*** Data section

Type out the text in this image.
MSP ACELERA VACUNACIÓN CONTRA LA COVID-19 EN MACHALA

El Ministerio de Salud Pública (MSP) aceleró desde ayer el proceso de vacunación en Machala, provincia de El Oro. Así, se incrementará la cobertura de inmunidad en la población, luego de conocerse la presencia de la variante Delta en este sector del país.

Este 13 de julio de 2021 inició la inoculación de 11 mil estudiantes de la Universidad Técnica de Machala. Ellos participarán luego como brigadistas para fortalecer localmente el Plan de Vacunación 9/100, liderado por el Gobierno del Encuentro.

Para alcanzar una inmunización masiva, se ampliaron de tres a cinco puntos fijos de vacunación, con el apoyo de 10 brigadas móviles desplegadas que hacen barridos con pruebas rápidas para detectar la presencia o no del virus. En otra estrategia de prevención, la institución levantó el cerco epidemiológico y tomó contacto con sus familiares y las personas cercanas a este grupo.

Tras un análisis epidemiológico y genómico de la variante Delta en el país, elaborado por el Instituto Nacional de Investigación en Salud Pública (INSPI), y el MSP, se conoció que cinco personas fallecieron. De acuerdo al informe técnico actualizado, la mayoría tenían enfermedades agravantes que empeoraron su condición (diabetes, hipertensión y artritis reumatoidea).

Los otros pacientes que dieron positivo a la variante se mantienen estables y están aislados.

******

If the word "personas" appears in a line above, copy that line.

Para alcanzar una inmunización masiva, se ampliaron de tres a cinco puntos fijos de vacunación, con el apoyo de 10 brigadas móviles desplegadas que hacen barridos con pruebas rápidas para detectar la presencia o no del virus. En otra estrategia de prevención, la institución levantó el cerco epidemiológico y tomó contacto con sus familiares y las personas cercanas a este grupo.
Tras un análisis epidemiológico y genómico de la variante Delta en el país, elaborado por el Instituto Nacional de Investigación en Salud Pública (INSPI), y el MSP, se conoció que cinco personas fallecieron. De acuerdo al informe técnico actualizado, la mayoría tenían enfermedades agravantes que empeoraron su condición (diabetes, hipertensión y artritis reumatoidea).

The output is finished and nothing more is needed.